Look for "emit" in each line of the entries, and return the matching lines.

(Saved entries)
* * * * * * *
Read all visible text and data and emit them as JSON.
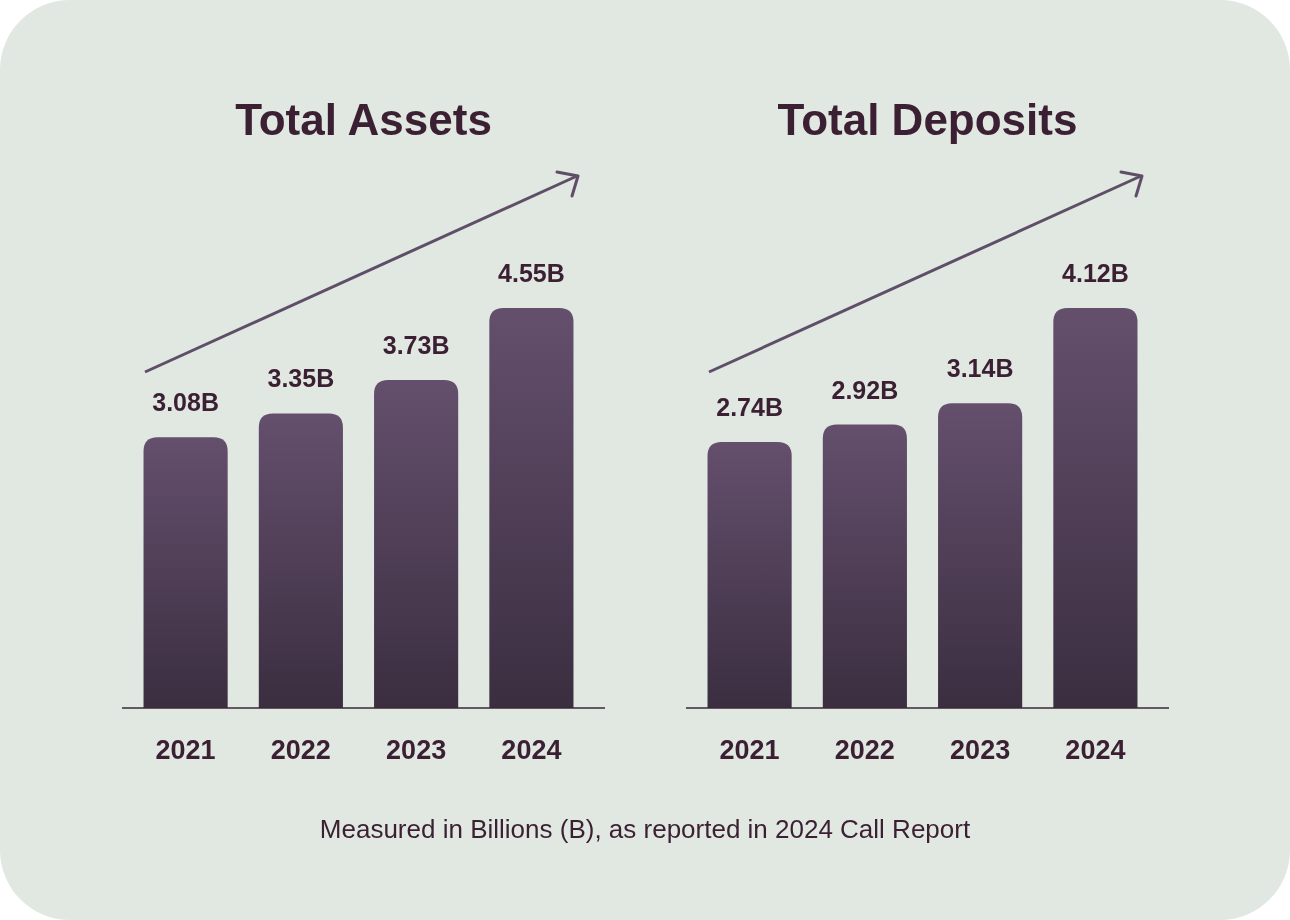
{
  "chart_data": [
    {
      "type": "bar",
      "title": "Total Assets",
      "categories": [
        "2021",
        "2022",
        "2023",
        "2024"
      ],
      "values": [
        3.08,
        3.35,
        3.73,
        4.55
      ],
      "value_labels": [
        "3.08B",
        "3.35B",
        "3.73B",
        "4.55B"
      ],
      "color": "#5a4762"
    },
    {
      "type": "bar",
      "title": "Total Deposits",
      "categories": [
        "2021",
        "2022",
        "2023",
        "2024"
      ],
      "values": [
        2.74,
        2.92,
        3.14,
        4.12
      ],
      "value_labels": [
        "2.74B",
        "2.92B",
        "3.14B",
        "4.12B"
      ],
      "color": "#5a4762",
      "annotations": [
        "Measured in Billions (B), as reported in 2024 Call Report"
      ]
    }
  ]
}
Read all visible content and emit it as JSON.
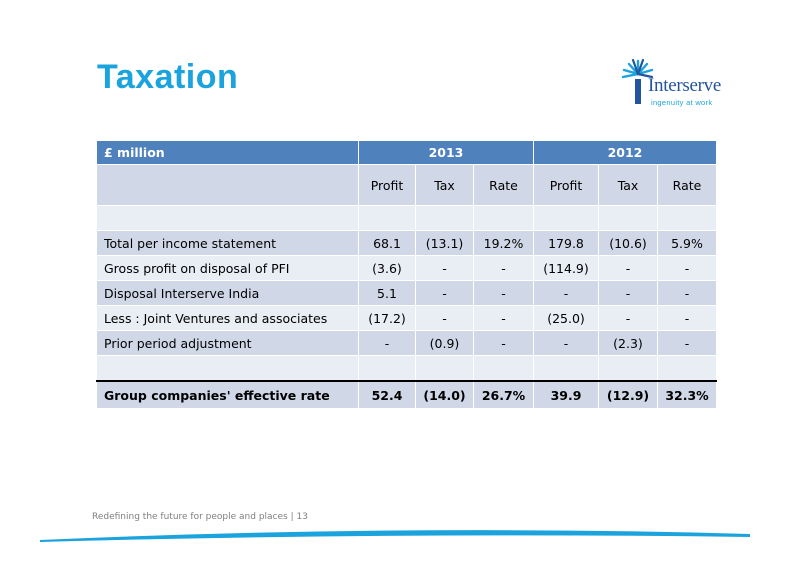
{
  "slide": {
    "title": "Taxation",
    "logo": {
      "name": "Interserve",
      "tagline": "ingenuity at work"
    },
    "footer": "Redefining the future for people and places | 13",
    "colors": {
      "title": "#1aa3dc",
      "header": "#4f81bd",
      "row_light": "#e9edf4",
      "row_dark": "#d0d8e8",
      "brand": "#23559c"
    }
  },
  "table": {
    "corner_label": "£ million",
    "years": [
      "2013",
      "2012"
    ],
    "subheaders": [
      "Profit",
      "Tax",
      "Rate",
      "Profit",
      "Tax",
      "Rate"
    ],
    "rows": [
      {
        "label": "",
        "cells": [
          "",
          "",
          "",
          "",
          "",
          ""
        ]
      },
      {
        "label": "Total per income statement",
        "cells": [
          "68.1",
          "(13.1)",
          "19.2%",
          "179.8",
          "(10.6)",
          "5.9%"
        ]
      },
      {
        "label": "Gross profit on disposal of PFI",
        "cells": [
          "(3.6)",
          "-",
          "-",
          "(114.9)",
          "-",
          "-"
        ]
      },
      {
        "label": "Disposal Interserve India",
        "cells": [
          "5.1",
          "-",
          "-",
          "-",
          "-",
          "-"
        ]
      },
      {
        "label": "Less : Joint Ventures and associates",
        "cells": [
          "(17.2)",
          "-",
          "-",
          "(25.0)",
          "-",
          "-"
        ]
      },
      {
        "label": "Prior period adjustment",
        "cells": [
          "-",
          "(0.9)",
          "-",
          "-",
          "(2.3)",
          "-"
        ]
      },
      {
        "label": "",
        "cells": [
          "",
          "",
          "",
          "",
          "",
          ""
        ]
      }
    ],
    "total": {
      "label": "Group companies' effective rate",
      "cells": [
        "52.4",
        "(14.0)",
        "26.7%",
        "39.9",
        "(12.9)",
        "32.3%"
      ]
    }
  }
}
* * * * * * *
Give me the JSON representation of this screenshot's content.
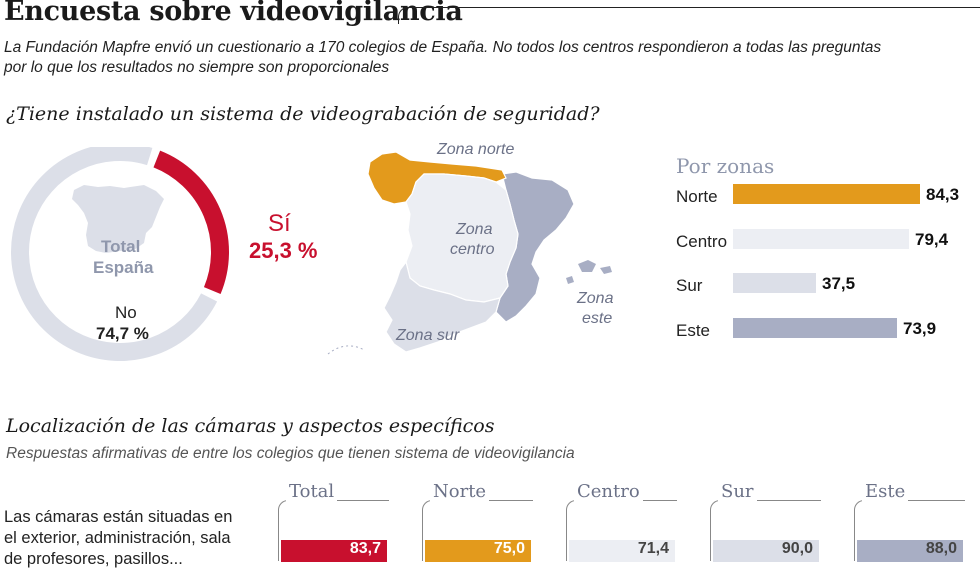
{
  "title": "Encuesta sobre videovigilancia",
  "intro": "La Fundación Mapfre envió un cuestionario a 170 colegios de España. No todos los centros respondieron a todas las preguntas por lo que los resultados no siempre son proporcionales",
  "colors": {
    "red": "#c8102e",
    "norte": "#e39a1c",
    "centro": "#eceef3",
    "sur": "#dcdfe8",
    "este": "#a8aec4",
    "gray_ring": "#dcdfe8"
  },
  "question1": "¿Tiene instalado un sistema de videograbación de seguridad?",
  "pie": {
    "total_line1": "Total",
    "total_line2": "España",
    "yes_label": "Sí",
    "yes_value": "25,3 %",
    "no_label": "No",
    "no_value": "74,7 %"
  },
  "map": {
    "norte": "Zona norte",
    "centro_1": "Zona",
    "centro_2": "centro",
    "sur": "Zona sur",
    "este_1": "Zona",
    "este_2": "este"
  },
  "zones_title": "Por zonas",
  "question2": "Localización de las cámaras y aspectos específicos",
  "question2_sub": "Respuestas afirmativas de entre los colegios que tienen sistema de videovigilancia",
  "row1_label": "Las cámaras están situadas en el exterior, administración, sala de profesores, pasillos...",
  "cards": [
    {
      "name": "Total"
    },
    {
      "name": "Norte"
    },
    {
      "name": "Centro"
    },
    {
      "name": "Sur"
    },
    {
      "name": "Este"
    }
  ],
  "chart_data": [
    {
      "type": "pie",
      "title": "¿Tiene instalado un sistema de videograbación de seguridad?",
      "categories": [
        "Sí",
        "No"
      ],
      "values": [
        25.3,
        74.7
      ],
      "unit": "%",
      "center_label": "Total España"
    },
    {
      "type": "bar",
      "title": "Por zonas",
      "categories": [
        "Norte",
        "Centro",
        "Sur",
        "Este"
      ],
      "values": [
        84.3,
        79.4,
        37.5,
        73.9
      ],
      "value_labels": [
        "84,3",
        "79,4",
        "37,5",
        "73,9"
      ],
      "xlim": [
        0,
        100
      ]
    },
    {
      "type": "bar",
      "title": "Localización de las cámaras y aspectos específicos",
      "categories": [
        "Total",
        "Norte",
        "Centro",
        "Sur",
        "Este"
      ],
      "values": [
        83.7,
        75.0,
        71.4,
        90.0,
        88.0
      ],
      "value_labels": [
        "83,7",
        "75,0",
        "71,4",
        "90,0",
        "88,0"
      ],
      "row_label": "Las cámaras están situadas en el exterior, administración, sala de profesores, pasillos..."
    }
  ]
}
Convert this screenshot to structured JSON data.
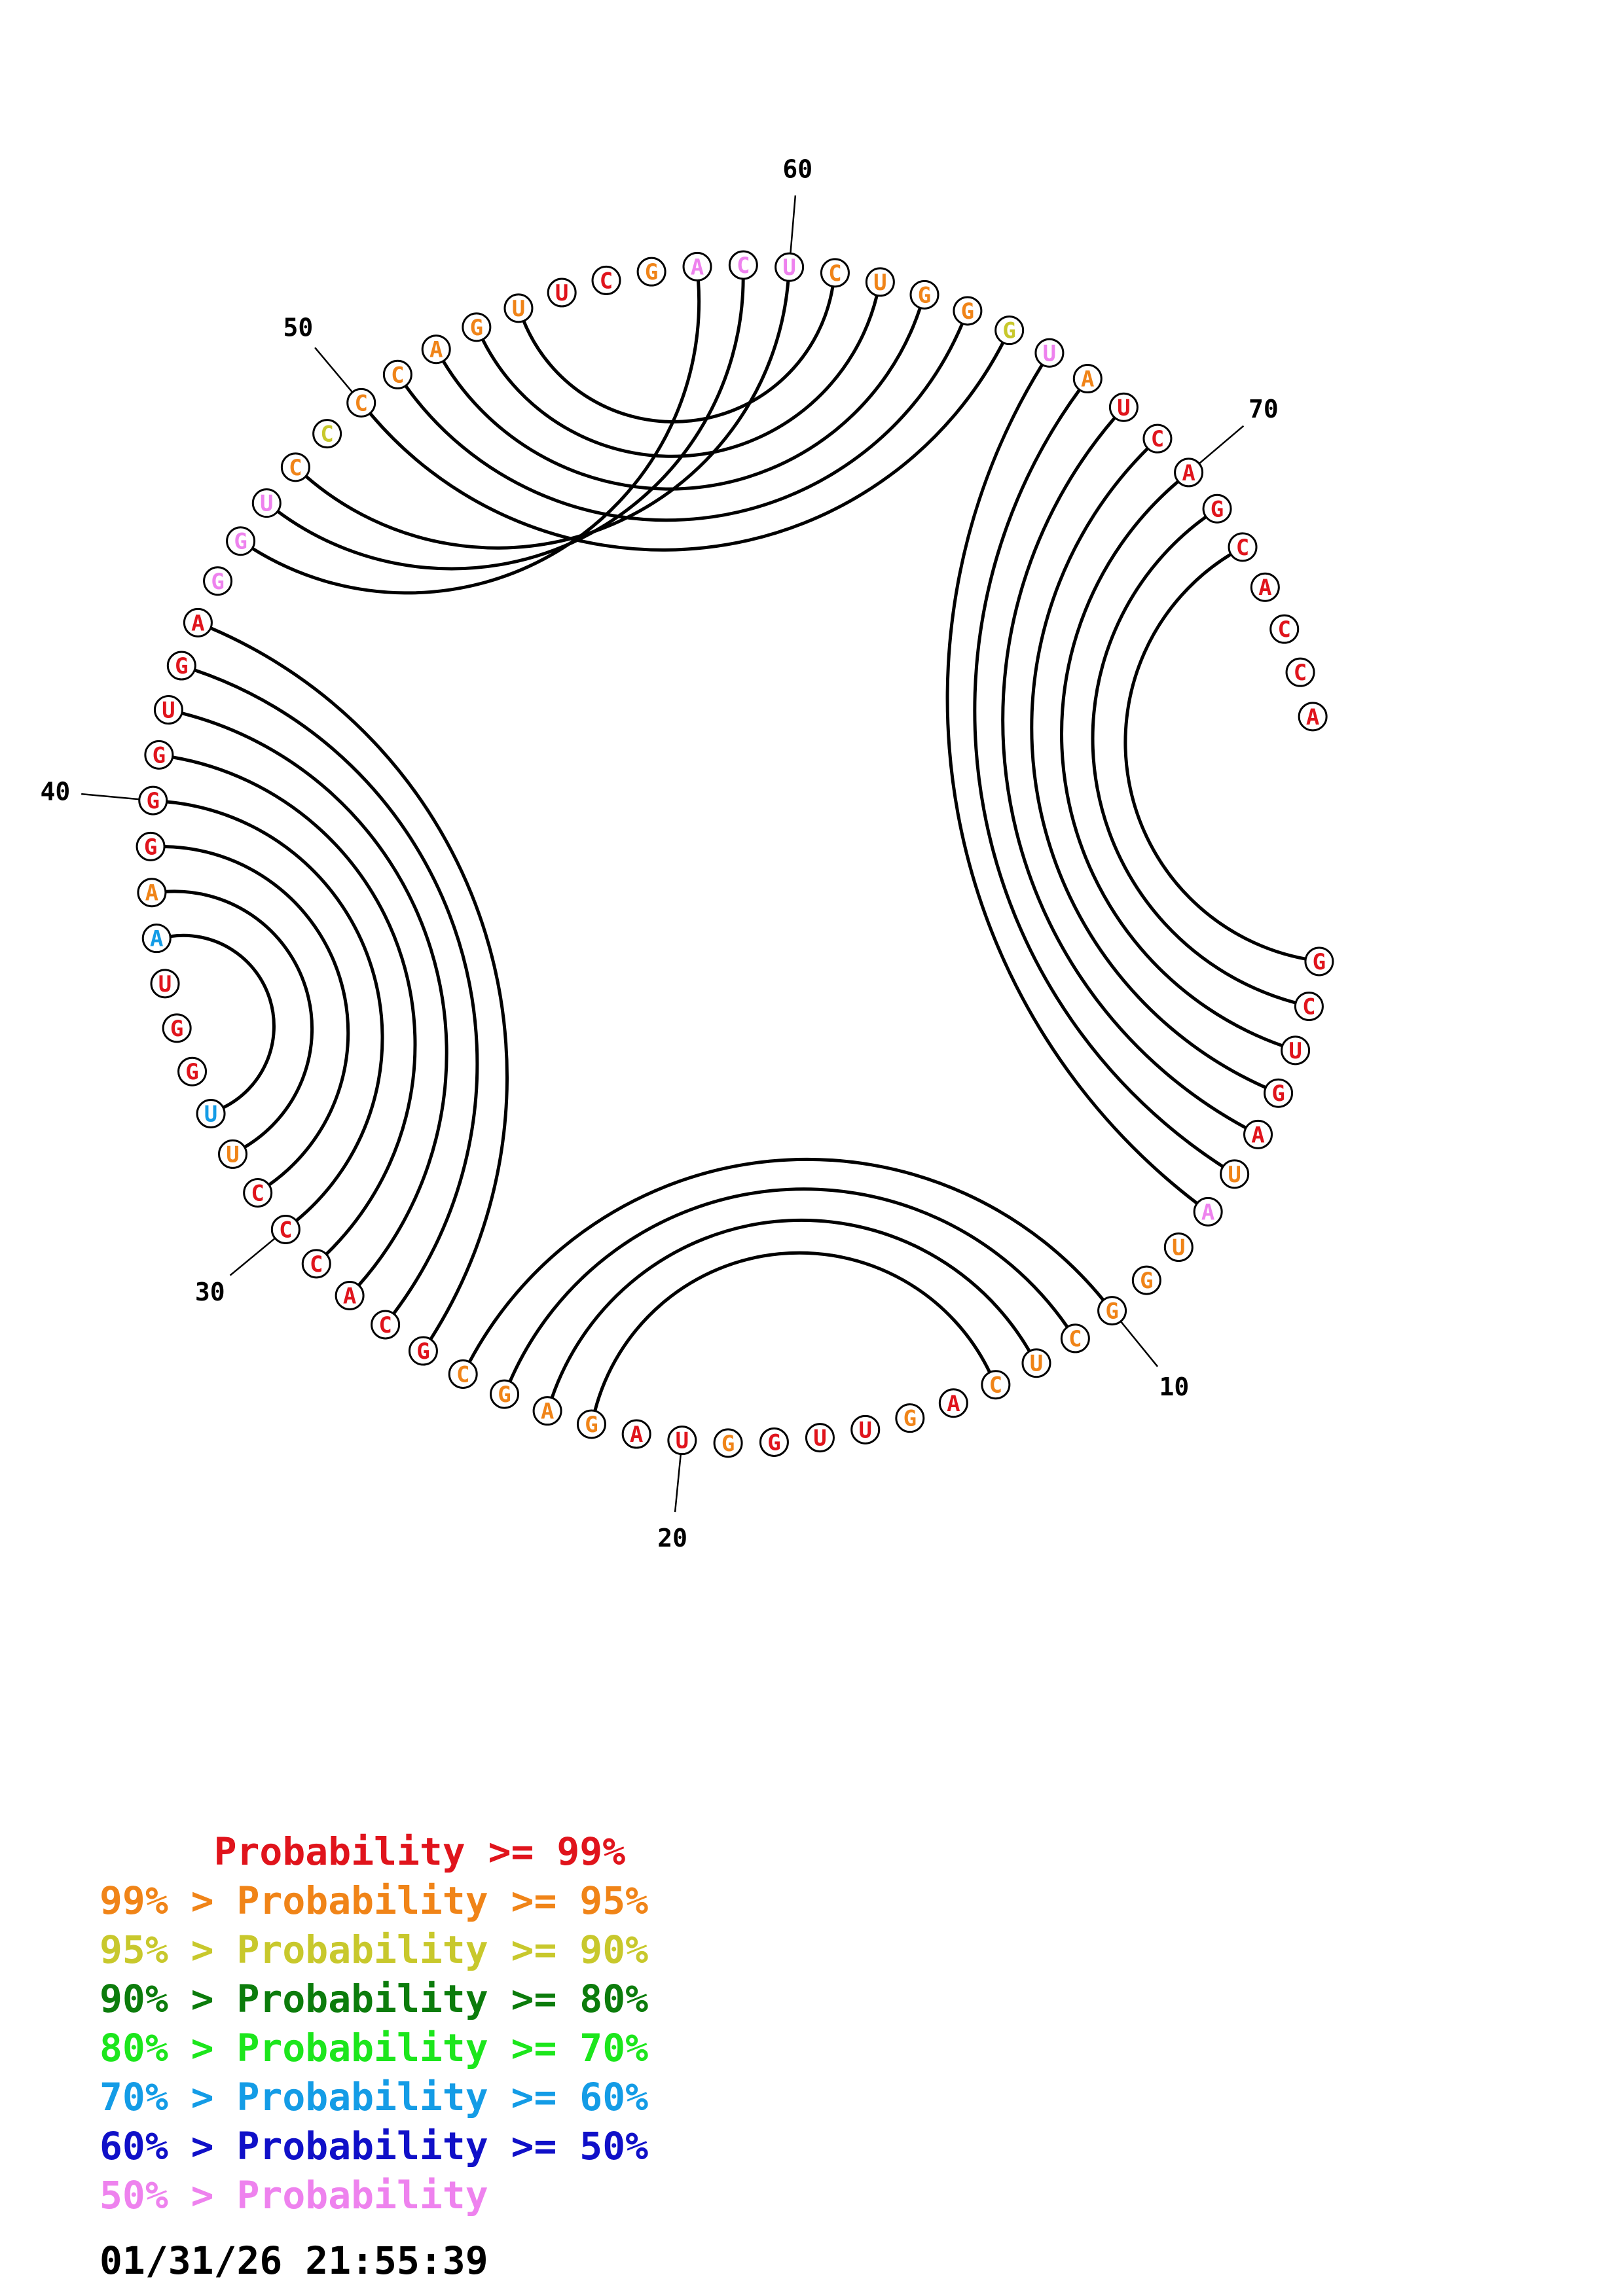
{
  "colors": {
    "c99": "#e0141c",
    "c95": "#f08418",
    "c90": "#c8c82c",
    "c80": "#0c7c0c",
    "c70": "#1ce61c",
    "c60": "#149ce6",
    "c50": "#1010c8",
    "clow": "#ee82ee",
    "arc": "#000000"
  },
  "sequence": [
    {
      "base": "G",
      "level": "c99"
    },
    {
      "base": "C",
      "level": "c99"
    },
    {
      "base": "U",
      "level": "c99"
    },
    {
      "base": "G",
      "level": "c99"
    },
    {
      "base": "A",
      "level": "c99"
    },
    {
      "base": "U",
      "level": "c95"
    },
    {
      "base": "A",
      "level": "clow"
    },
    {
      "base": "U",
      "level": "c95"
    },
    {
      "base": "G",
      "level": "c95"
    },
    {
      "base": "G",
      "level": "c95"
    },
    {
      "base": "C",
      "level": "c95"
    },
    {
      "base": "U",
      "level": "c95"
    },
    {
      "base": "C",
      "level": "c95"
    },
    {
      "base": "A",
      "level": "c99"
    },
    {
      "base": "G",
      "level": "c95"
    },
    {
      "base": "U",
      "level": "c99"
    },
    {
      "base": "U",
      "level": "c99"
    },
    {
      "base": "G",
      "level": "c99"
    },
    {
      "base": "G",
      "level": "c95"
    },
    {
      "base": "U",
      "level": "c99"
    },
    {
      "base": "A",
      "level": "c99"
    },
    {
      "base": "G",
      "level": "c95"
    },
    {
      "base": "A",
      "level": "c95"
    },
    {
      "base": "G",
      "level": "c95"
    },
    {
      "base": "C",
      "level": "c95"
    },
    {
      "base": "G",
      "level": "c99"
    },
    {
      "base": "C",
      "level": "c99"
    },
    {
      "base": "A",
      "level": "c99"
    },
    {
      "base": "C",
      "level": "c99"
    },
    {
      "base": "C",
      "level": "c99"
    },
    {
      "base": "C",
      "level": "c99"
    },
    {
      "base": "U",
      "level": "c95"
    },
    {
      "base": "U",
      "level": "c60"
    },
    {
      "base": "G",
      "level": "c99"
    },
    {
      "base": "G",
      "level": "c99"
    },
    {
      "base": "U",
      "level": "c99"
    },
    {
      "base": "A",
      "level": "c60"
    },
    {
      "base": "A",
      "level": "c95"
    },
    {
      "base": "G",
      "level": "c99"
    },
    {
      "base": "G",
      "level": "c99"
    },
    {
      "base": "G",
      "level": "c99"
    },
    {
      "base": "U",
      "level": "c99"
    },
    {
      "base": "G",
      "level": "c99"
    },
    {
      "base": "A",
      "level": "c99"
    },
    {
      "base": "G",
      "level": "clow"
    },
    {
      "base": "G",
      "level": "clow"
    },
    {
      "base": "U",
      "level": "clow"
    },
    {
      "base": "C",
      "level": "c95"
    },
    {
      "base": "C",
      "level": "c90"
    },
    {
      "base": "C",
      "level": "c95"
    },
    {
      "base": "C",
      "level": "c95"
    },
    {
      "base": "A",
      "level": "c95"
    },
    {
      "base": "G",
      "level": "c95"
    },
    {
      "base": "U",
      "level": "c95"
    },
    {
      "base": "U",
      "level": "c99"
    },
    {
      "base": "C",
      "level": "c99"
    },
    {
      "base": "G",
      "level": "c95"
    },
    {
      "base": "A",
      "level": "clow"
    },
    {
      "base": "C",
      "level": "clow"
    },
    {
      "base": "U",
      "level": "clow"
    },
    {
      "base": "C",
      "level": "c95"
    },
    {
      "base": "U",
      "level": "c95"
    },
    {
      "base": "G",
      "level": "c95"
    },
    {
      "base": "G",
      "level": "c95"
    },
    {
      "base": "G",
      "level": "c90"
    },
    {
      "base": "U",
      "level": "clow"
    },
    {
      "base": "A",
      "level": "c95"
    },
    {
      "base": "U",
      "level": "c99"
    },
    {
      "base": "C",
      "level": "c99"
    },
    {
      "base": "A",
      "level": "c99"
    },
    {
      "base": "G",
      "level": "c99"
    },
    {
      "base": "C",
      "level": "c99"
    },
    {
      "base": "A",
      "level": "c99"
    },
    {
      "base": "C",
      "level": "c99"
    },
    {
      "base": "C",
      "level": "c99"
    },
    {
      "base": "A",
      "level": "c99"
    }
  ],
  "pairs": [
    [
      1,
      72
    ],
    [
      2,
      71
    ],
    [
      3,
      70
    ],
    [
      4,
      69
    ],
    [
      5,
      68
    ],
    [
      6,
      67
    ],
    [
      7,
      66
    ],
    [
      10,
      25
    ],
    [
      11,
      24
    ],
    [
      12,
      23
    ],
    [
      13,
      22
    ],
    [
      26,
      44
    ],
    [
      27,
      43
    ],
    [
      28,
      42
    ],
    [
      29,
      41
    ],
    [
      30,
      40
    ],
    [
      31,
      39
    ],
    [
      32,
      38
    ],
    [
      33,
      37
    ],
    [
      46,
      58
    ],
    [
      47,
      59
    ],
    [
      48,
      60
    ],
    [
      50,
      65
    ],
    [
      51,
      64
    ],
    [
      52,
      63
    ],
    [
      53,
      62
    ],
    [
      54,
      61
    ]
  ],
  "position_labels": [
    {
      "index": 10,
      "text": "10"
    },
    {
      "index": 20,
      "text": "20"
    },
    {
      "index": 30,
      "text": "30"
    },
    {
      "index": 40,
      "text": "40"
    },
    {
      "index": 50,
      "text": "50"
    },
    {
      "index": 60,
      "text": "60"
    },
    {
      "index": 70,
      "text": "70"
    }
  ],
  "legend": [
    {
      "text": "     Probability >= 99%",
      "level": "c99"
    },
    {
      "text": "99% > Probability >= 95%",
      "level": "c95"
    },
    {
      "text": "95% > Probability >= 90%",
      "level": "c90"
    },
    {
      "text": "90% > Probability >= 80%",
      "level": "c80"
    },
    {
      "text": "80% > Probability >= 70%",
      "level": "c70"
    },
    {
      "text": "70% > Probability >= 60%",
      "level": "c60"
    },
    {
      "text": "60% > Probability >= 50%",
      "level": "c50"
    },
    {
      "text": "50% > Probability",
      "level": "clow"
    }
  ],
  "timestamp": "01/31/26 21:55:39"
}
* * * * * * *
## Answer to this problem
Read all visible text and data and emit them as JSON.
Read all visible content and emit it as JSON.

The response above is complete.